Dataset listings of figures
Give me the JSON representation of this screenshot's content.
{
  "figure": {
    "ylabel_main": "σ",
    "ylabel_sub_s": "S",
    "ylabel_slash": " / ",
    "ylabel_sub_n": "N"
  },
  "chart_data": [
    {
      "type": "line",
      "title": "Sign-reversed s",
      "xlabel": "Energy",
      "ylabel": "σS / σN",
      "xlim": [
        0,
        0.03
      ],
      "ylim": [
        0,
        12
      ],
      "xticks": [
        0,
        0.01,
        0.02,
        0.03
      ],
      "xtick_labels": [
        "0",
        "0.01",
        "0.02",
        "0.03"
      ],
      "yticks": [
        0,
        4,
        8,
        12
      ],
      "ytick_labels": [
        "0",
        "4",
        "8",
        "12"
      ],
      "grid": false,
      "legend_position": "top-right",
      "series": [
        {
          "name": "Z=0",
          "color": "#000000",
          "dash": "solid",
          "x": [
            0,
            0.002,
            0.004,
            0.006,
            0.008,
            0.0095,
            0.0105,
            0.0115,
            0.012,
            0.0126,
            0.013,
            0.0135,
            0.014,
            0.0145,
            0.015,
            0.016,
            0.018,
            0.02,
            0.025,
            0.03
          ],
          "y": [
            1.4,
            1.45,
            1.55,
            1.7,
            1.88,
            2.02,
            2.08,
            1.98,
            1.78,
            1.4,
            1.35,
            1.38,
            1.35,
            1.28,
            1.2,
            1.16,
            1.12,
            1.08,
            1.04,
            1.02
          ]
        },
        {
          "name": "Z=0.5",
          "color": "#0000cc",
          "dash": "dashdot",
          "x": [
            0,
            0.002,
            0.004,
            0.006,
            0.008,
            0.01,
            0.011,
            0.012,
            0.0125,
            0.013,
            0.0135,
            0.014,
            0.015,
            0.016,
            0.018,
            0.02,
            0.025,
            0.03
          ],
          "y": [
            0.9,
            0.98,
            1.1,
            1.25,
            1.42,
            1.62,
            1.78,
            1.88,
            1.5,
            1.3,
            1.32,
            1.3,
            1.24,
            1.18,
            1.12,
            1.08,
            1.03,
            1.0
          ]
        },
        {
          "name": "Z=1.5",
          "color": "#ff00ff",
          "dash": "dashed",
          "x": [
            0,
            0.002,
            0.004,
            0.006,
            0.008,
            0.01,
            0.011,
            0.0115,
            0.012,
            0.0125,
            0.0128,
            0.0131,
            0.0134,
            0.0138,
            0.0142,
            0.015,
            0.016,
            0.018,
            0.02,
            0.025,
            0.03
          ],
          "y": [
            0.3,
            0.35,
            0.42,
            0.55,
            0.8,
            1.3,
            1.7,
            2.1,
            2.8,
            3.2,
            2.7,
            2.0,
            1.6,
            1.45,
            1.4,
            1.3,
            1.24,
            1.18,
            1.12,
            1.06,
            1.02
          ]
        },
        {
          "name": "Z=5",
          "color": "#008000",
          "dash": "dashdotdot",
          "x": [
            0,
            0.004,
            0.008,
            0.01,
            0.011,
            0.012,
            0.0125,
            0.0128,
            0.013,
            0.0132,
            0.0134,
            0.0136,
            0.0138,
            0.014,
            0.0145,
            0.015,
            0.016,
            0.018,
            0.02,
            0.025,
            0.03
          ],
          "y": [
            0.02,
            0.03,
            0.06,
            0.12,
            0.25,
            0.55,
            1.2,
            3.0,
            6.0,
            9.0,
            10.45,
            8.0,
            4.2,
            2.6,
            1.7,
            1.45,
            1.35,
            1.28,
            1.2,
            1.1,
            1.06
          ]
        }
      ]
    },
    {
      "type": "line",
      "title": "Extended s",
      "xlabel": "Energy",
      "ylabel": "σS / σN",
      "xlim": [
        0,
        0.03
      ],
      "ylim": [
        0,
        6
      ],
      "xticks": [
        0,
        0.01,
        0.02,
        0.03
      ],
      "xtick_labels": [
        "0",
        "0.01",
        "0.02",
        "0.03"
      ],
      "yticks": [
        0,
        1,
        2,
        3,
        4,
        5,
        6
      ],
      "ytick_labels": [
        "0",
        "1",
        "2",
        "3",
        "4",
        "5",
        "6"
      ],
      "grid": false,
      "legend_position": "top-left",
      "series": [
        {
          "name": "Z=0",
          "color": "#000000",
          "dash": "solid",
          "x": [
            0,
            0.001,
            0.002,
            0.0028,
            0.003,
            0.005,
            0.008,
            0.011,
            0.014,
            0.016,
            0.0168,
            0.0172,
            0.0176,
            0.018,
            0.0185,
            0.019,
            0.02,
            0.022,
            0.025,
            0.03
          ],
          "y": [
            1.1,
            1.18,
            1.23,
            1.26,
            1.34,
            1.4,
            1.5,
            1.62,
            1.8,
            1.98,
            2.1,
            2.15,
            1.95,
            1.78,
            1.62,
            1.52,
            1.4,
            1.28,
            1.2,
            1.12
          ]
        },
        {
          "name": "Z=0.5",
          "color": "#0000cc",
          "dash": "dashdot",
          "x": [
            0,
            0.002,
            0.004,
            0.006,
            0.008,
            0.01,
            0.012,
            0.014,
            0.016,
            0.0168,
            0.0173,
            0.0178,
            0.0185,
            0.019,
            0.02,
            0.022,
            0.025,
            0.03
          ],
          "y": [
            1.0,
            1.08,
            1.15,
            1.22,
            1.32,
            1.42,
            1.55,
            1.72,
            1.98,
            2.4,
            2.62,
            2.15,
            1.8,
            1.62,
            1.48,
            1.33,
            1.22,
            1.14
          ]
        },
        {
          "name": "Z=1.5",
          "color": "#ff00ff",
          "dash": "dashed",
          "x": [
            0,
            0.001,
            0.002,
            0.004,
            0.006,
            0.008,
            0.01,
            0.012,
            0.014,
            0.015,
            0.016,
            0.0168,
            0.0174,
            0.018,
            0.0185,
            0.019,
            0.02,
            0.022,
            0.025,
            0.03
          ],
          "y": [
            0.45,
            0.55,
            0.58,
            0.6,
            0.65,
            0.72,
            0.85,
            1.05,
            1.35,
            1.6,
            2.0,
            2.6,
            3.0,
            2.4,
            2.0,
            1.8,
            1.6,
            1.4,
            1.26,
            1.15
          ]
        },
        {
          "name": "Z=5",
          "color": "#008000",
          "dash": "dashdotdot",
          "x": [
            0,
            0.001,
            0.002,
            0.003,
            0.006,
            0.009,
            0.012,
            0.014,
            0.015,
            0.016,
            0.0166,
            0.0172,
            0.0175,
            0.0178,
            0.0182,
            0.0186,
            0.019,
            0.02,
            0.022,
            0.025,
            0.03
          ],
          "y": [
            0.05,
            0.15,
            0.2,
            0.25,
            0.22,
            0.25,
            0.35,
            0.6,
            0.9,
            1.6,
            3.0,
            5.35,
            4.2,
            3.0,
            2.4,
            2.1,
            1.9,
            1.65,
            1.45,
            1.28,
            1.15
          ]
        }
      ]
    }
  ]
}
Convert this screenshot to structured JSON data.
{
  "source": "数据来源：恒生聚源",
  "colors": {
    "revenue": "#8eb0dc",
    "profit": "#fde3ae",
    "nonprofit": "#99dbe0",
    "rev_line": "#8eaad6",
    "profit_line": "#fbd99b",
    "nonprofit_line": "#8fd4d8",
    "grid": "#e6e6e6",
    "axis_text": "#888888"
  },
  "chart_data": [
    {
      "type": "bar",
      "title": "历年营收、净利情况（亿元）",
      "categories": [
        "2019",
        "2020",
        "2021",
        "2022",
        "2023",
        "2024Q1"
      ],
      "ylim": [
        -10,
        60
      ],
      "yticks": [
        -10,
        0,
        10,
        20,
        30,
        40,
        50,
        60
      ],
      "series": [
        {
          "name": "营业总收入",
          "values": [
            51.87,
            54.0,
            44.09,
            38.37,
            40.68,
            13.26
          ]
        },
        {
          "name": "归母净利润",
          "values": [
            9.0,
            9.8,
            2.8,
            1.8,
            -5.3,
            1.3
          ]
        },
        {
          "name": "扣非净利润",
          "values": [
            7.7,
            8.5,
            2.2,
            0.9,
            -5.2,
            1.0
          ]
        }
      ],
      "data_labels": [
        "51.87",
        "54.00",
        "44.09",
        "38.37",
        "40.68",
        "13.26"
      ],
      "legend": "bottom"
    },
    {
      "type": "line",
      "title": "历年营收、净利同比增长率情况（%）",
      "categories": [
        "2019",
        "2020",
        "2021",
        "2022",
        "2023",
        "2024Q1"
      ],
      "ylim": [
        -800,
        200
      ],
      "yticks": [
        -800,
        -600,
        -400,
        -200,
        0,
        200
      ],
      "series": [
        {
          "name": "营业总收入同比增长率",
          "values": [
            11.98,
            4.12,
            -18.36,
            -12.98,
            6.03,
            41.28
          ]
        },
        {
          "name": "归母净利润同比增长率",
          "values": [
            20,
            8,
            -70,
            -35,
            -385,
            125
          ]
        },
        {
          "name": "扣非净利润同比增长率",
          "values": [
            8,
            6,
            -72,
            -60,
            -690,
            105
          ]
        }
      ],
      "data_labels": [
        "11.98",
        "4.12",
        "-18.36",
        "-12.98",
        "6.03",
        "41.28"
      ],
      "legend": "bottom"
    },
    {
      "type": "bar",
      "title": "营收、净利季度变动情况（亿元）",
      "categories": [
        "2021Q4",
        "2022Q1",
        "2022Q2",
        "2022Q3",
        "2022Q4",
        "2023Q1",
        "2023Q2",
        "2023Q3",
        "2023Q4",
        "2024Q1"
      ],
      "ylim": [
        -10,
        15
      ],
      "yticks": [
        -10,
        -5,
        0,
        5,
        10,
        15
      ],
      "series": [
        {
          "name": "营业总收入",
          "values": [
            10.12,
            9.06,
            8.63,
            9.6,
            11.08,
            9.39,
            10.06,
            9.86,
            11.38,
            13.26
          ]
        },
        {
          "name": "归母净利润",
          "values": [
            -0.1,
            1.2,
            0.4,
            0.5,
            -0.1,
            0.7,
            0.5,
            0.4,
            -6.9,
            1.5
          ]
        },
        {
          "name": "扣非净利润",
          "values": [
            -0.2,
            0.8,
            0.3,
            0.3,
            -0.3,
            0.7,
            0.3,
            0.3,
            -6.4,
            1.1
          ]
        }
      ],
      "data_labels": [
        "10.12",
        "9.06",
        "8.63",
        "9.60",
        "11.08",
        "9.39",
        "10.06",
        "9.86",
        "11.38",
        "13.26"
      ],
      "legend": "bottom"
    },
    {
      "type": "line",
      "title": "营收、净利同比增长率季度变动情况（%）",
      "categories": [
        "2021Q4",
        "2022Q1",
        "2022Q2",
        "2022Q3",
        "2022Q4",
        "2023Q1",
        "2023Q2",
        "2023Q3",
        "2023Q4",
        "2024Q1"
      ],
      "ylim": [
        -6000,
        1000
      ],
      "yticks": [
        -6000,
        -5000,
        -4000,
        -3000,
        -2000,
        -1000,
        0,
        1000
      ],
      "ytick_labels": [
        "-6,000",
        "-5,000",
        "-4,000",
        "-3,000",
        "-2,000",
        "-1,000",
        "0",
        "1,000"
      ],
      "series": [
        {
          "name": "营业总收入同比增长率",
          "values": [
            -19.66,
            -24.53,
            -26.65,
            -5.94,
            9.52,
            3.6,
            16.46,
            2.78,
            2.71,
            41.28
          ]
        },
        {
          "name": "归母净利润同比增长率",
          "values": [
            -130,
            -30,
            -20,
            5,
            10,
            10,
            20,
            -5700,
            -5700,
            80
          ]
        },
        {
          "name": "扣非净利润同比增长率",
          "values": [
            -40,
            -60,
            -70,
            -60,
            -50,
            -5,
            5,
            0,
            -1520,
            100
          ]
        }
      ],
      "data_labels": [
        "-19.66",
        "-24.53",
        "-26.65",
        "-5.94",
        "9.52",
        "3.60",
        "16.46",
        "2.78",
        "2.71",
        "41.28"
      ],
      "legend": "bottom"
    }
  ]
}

#### Task brief
Gather, from the listing above, every line carrying the word "this".

#### Correct response
Give me the JSON representation of this screenshot's content.
Convert this screenshot to structured JSON data.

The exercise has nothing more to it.